> **Records for this task**
****************************************

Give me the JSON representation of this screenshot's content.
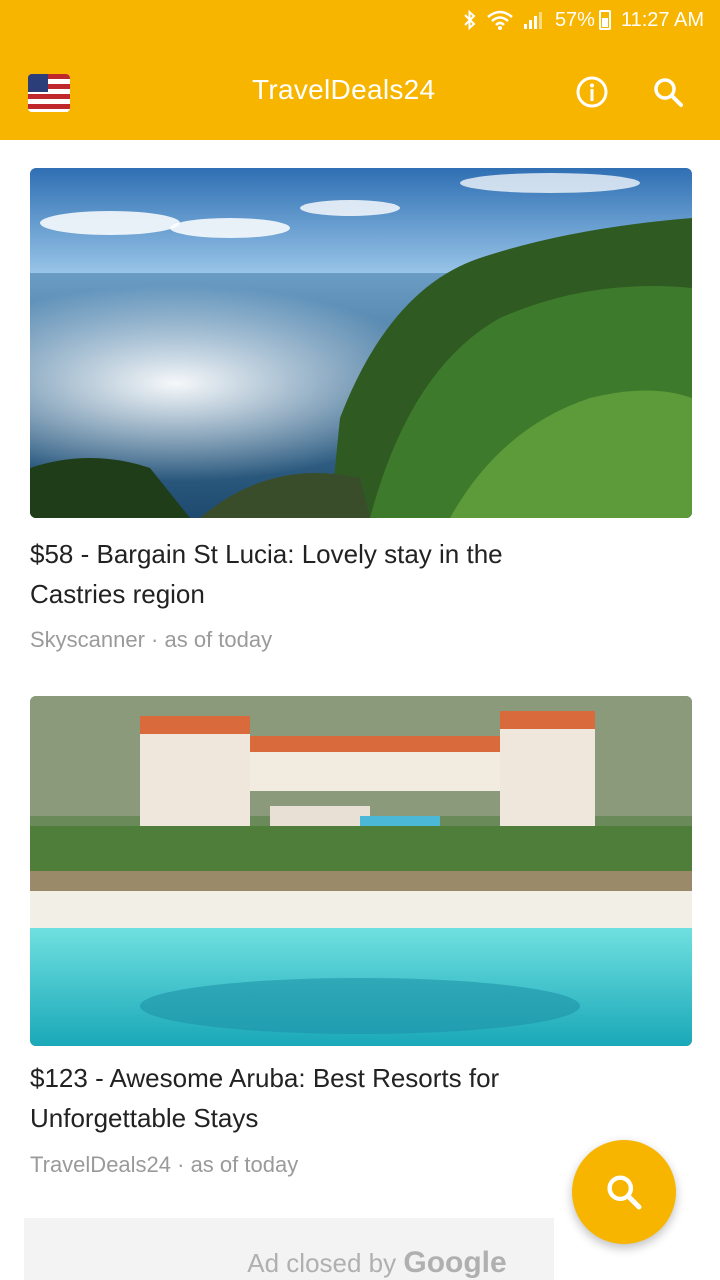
{
  "status_bar": {
    "battery": "57%",
    "time": "11:27 AM"
  },
  "app_bar": {
    "title": "TravelDeals24",
    "icons": [
      "us-flag-icon",
      "info-icon",
      "search-icon"
    ]
  },
  "articles": [
    {
      "headline": "$58 - Bargain St Lucia: Lovely stay in the Castries region",
      "source": "Skyscanner · as of today",
      "image": "coastline-photo"
    },
    {
      "headline": "$123 - Awesome Aruba: Best Resorts for Unforgettable Stays",
      "source": "TravelDeals24 · as of today",
      "image": "aruba-resort-photo"
    }
  ],
  "fab": {
    "icon": "search-icon"
  },
  "ad": {
    "text_prefix": "Ad closed by ",
    "brand": "Google"
  },
  "colors": {
    "accent": "#f7b500",
    "headline": "#222222",
    "meta": "#9a9a9a"
  }
}
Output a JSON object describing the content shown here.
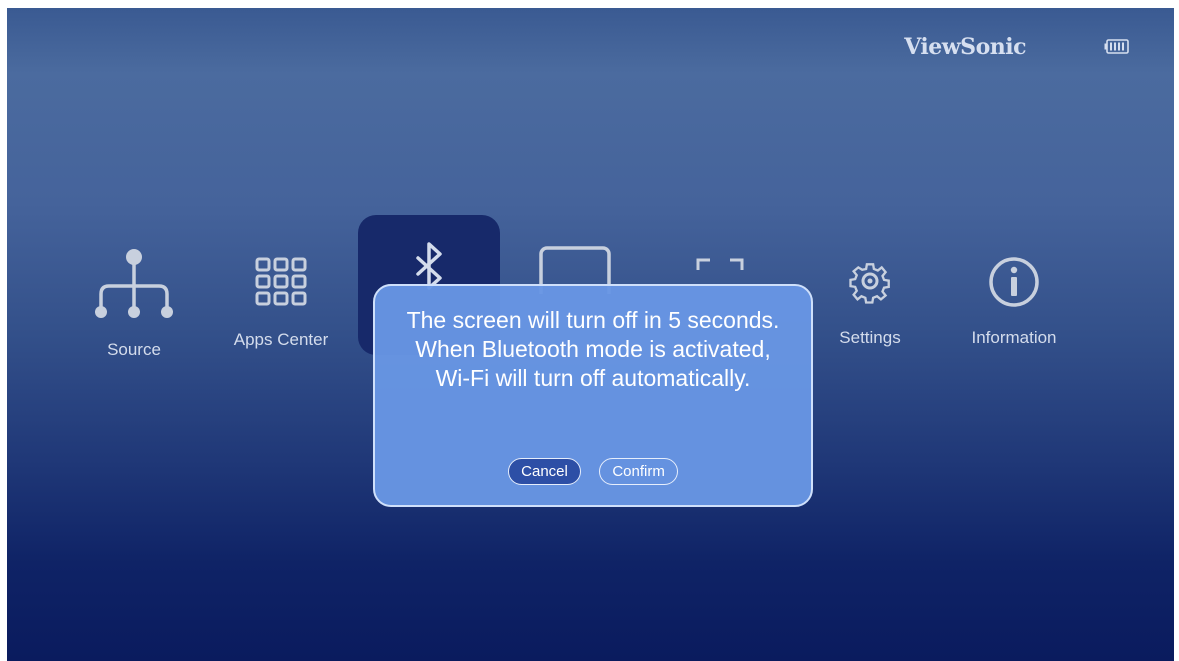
{
  "header": {
    "brand": "ViewSonic",
    "battery_icon": "battery-icon"
  },
  "menu": {
    "items": [
      {
        "label": "Source",
        "icon": "source-tree-icon"
      },
      {
        "label": "Apps Center",
        "icon": "apps-grid-icon"
      },
      {
        "label": "",
        "icon": "bluetooth-icon",
        "selected": true
      },
      {
        "label": "",
        "icon": "screen-icon"
      },
      {
        "label": "",
        "icon": "screen-mirror-icon"
      },
      {
        "label": "Settings",
        "icon": "gear-icon"
      },
      {
        "label": "Information",
        "icon": "info-icon"
      }
    ]
  },
  "dialog": {
    "message": "The screen will turn off in 5 seconds. When Bluetooth mode is activated, Wi-Fi will turn off automatically.",
    "cancel_label": "Cancel",
    "confirm_label": "Confirm"
  },
  "colors": {
    "highlight": "#17296a",
    "dialog_bg": "#6896e4",
    "cancel_bg": "#2d4fa6",
    "icon": "#c8d0de"
  }
}
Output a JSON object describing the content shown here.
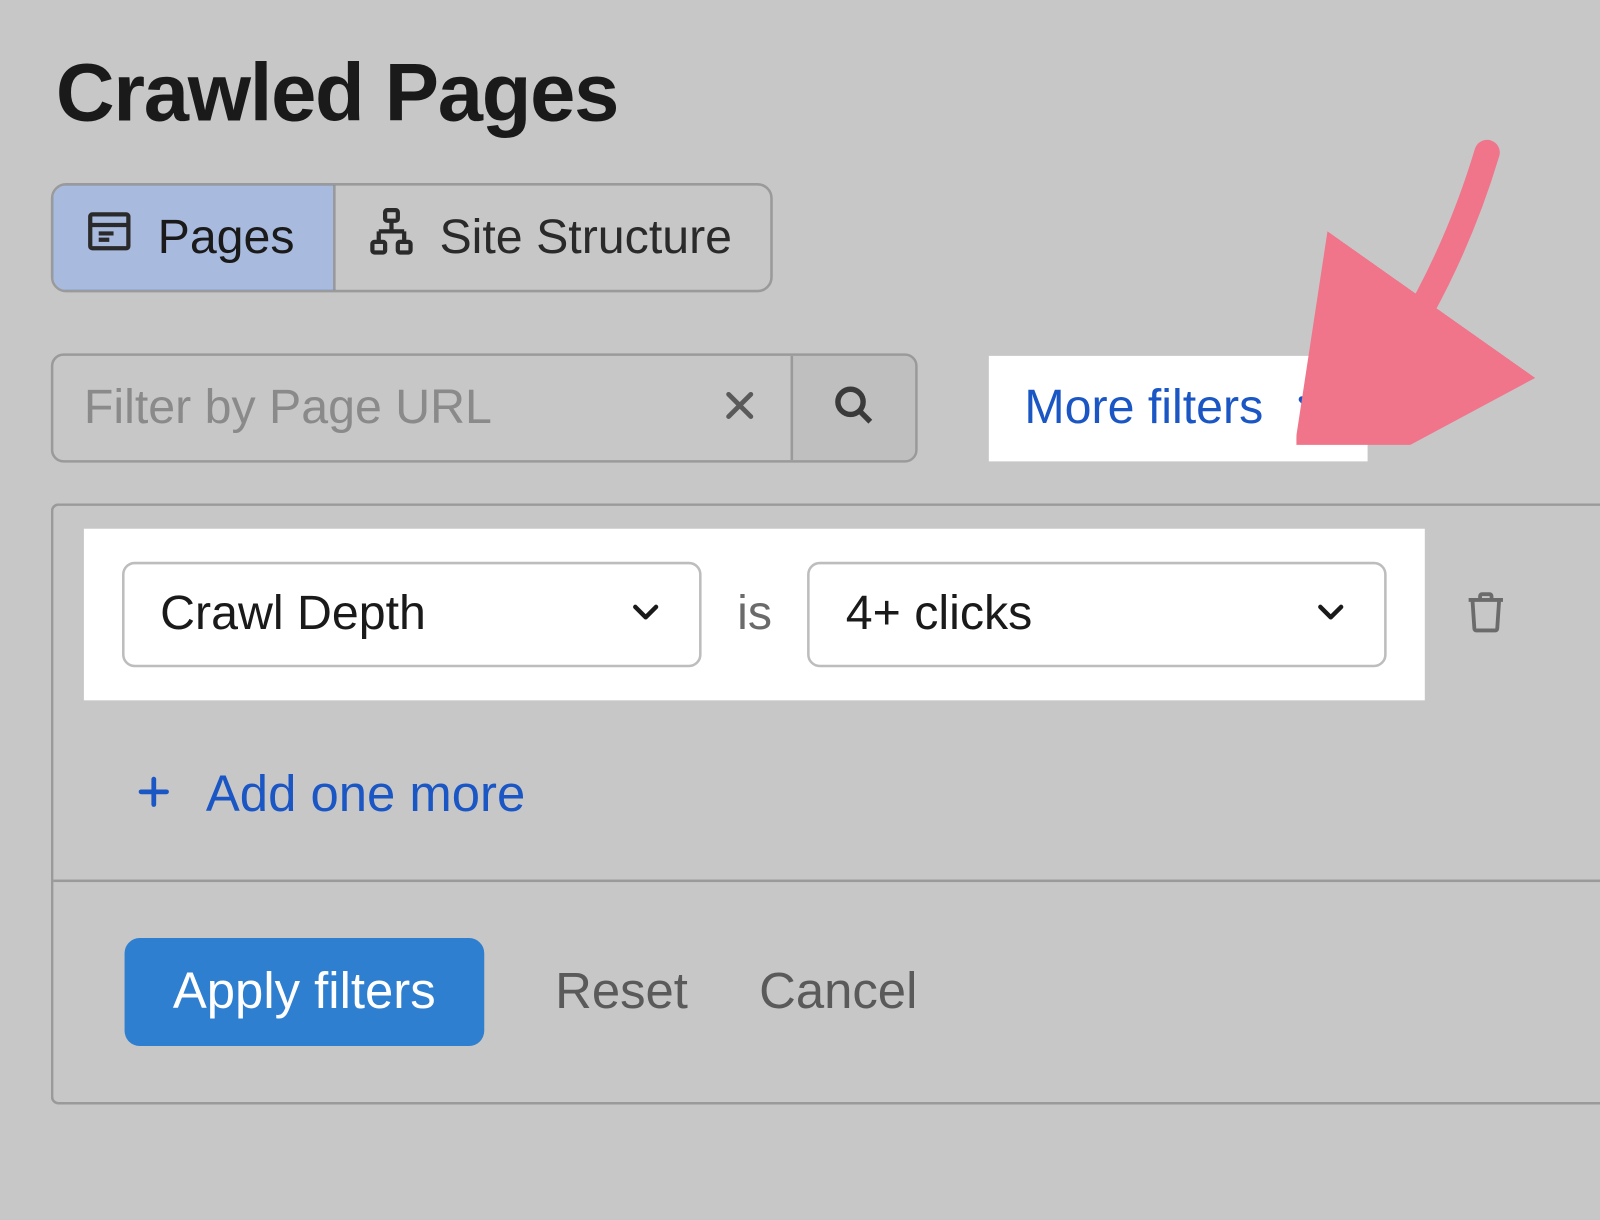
{
  "title": "Crawled Pages",
  "tabs": {
    "pages": "Pages",
    "site_structure": "Site Structure"
  },
  "search": {
    "placeholder": "Filter by Page URL"
  },
  "more_filters_label": "More filters",
  "filter": {
    "field": "Crawl Depth",
    "operator": "is",
    "value": "4+ clicks"
  },
  "add_more_label": "Add one more",
  "footer": {
    "apply": "Apply filters",
    "reset": "Reset",
    "cancel": "Cancel"
  }
}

****************************************

> **What you should do**
Copy out each record shown above without alteration, skipping any picture.

> **Output of the exercise**
Give me the JSON representation of this screenshot's content.
{
  "status_bar": {
    "battery": "57%",
    "time": "11:27 AM"
  },
  "app_bar": {
    "title": "TravelDeals24",
    "icons": [
      "us-flag-icon",
      "info-icon",
      "search-icon"
    ]
  },
  "articles": [
    {
      "headline": "$58 - Bargain St Lucia: Lovely stay in the Castries region",
      "source": "Skyscanner · as of today",
      "image": "coastline-photo"
    },
    {
      "headline": "$123 - Awesome Aruba: Best Resorts for Unforgettable Stays",
      "source": "TravelDeals24 · as of today",
      "image": "aruba-resort-photo"
    }
  ],
  "fab": {
    "icon": "search-icon"
  },
  "ad": {
    "text_prefix": "Ad closed by ",
    "brand": "Google"
  },
  "colors": {
    "accent": "#f7b500",
    "headline": "#222222",
    "meta": "#9a9a9a"
  }
}
Output a JSON object describing the content shown here.
{
  "header": {
    "brand": "ViewSonic",
    "battery_icon": "battery-icon"
  },
  "menu": {
    "items": [
      {
        "label": "Source",
        "icon": "source-tree-icon"
      },
      {
        "label": "Apps Center",
        "icon": "apps-grid-icon"
      },
      {
        "label": "",
        "icon": "bluetooth-icon",
        "selected": true
      },
      {
        "label": "",
        "icon": "screen-icon"
      },
      {
        "label": "",
        "icon": "screen-mirror-icon"
      },
      {
        "label": "Settings",
        "icon": "gear-icon"
      },
      {
        "label": "Information",
        "icon": "info-icon"
      }
    ]
  },
  "dialog": {
    "message": "The screen will turn off in 5 seconds. When Bluetooth mode is activated, Wi-Fi will turn off automatically.",
    "cancel_label": "Cancel",
    "confirm_label": "Confirm"
  },
  "colors": {
    "highlight": "#17296a",
    "dialog_bg": "#6896e4",
    "cancel_bg": "#2d4fa6",
    "icon": "#c8d0de"
  }
}
Output a JSON object describing the content shown here.
{
  "title": "Crawled Pages",
  "tabs": {
    "pages": "Pages",
    "site_structure": "Site Structure"
  },
  "search": {
    "placeholder": "Filter by Page URL"
  },
  "more_filters_label": "More filters",
  "filter": {
    "field": "Crawl Depth",
    "operator": "is",
    "value": "4+ clicks"
  },
  "add_more_label": "Add one more",
  "footer": {
    "apply": "Apply filters",
    "reset": "Reset",
    "cancel": "Cancel"
  }
}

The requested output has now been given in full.